> **Aim of the exercise**:
Find the line containing "What does this". Return it and every line after it, unchanged, up to and including the last line.

Stored entries:
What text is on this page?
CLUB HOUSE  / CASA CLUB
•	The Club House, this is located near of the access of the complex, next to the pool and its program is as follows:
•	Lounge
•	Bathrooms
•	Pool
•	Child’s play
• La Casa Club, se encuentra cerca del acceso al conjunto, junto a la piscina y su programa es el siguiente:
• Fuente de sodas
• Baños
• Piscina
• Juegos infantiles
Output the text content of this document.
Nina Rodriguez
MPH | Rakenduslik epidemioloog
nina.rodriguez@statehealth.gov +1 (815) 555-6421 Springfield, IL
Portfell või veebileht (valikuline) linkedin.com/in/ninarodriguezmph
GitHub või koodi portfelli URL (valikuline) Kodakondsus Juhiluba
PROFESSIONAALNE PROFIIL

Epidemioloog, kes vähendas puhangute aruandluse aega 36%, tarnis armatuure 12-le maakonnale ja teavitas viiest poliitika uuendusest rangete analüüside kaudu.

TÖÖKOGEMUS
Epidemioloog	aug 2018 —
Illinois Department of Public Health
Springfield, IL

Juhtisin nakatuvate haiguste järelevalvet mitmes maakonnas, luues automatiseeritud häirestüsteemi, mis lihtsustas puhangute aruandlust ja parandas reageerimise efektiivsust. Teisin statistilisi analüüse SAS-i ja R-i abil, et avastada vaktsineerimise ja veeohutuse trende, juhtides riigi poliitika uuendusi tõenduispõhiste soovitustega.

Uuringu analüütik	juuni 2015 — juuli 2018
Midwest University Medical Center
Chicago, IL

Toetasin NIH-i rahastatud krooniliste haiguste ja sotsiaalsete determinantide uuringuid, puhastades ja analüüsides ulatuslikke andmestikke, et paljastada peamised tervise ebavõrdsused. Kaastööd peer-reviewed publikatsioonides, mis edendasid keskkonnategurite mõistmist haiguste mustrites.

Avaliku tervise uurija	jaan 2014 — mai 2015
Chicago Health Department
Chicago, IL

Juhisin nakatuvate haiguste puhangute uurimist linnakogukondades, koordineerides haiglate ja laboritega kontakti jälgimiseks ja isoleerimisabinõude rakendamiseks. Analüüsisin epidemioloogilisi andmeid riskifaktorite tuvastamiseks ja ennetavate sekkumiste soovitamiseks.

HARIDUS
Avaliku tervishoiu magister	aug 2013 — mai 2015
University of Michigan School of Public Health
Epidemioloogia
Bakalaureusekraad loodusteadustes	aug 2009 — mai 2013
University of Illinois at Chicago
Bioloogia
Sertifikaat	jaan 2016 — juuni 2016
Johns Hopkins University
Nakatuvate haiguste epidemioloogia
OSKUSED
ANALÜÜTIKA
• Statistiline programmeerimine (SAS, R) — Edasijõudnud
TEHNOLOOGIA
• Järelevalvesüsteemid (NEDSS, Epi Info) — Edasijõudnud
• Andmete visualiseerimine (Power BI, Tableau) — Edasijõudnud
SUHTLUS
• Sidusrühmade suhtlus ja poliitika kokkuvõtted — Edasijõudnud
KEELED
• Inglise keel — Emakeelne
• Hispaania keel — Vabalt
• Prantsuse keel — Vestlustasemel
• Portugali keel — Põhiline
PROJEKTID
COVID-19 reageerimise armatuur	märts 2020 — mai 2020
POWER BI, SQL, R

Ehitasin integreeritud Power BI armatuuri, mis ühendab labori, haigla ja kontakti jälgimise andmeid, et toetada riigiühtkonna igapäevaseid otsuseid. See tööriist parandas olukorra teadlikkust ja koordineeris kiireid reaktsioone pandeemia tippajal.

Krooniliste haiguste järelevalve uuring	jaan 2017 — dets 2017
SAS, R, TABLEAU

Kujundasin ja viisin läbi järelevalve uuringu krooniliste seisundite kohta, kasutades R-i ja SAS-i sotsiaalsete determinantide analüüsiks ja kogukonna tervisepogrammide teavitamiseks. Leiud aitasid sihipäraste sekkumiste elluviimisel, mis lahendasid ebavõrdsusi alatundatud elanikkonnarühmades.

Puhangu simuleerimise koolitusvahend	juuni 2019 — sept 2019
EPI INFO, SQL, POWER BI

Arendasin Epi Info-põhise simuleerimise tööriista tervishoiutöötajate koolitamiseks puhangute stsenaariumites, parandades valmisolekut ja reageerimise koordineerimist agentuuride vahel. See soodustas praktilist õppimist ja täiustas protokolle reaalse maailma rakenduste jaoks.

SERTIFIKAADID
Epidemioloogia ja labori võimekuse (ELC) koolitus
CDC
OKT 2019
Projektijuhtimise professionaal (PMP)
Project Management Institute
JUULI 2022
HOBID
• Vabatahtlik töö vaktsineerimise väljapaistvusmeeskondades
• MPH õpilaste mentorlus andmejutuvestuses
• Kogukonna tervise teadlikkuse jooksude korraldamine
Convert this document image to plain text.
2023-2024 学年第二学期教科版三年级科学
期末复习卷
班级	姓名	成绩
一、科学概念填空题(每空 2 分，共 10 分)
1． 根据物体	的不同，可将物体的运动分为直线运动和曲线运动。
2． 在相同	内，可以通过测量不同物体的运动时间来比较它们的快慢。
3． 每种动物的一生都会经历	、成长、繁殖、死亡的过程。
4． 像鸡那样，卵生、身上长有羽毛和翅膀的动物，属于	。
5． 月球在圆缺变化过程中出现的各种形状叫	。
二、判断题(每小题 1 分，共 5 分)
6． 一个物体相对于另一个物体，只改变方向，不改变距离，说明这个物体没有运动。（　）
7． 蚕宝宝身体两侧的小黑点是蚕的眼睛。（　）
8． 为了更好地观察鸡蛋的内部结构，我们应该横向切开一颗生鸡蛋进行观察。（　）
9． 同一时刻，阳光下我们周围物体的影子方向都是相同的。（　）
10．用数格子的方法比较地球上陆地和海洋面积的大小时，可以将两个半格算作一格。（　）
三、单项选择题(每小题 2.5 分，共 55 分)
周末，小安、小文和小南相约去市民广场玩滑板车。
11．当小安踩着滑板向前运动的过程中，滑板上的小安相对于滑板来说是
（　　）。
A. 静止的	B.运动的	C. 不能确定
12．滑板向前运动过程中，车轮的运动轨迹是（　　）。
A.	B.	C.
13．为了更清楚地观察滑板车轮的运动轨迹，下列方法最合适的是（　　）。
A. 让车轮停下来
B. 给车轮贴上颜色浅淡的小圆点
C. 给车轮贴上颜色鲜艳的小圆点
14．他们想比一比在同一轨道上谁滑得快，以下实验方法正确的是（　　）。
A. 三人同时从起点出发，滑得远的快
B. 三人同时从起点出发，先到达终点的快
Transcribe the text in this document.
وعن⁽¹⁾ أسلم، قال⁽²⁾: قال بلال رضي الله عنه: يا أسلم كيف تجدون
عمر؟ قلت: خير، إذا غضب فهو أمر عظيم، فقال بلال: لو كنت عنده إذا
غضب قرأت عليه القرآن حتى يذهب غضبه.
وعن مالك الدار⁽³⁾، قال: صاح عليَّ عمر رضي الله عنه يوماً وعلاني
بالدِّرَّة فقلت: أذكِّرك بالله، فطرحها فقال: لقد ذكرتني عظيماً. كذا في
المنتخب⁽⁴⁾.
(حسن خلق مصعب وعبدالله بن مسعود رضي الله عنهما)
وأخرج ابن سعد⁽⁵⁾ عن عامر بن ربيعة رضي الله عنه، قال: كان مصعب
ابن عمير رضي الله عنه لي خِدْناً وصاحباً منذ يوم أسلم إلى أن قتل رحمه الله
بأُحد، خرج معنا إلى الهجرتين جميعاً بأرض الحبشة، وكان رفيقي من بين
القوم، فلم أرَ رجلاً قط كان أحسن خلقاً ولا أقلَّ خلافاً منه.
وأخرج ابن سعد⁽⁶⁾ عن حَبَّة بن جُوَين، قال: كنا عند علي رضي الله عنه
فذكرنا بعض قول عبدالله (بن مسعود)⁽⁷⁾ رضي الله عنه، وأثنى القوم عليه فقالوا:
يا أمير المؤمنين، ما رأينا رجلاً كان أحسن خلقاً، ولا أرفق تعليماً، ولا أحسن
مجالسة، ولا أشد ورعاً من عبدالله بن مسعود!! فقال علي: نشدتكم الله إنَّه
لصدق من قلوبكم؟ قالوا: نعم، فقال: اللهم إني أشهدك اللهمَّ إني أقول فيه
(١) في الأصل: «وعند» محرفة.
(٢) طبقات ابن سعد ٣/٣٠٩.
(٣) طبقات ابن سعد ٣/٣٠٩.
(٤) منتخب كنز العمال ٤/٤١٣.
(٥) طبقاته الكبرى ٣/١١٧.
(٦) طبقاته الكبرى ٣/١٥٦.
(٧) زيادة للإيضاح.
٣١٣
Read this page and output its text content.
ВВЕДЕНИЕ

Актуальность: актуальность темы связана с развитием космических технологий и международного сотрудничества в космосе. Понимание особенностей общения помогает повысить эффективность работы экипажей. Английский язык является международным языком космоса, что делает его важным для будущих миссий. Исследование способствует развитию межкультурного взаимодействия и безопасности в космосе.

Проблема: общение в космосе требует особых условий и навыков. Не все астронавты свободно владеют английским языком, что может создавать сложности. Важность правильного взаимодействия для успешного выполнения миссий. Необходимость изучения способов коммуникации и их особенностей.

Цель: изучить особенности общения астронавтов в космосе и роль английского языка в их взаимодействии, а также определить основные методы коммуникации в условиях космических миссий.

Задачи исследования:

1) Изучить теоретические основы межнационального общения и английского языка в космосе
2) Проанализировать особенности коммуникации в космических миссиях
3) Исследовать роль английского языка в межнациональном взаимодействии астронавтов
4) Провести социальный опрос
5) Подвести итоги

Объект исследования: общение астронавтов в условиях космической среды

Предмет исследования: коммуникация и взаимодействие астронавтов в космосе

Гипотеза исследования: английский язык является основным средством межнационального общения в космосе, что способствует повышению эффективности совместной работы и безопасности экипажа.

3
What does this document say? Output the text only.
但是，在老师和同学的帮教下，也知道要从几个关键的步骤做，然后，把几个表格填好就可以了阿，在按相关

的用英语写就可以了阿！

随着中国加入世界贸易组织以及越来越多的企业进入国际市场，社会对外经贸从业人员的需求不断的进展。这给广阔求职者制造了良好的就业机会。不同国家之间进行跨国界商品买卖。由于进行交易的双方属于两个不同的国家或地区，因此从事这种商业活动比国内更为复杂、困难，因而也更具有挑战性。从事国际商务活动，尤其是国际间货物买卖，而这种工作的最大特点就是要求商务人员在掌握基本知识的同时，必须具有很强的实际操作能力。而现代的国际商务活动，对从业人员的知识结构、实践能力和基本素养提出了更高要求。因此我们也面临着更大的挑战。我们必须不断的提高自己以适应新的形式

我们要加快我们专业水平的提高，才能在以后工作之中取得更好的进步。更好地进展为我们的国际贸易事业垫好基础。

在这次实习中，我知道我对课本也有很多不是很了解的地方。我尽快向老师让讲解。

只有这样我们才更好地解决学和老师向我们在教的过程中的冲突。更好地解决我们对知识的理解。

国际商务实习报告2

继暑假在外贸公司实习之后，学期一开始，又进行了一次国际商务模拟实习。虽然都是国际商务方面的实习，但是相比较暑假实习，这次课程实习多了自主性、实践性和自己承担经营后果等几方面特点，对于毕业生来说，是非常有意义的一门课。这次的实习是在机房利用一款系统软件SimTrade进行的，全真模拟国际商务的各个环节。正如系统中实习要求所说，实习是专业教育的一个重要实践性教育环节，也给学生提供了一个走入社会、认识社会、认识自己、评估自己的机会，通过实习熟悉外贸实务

> **Solved problem**:
What does this document say? Output the text only.
但是，在老师和同学的帮教下，也知道要从几个关键的步骤做，然后，把几个表格填好就可以了阿，在按相关

的用英语写就可以了阿！

随着中国加入世界贸易组织以及越来越多的企业进入国际市场，社会对外经贸从业人员的需求不断的进展。这给广阔求职者制造了良好的就业机会。不同国家之间进行跨国界商品买卖。由于进行交易的双方属于两个不同的国家或地区，因此从事这种商业活动比国内更为复杂、困难，因而也更具有挑战性。从事国际商务活动，尤其是国际间货物买卖，而这种工作的最大特点就是要求商务人员在掌握基本知识的同时，必须具有很强的实际操作能力。而现代的国际商务活动，对从业人员的知识结构、实践能力和基本素养提出了更高要求。因此我们也面临着更大的挑战。我们必须不断的提高自己以适应新的形式

我们要加快我们专业水平的提高，才能在以后工作之中取得更好的进步。更好地进展为我们的国际贸易事业垫好基础。

在这次实习中，我知道我对课本也有很多不是很了解的地方。我尽快向老师让讲解。

只有这样我们才更好地解决学和老师向我们在教的过程中的冲突。更好地解决我们对知识的理解。

国际商务实习报告2

继暑假在外贸公司实习之后，学期一开始，又进行了一次国际商务模拟实习。虽然都是国际商务方面的实习，但是相比较暑假实习，这次课程实习多了自主性、实践性和自己承担经营后果等几方面特点，对于毕业生来说，是非常有意义的一门课。这次的实习是在机房利用一款系统软件SimTrade进行的，全真模拟国际商务的各个环节。正如系统中实习要求所说，实习是专业教育的一个重要实践性教育环节，也给学生提供了一个走入社会、认识社会、认识自己、评估自己的机会，通过实习熟悉外贸实务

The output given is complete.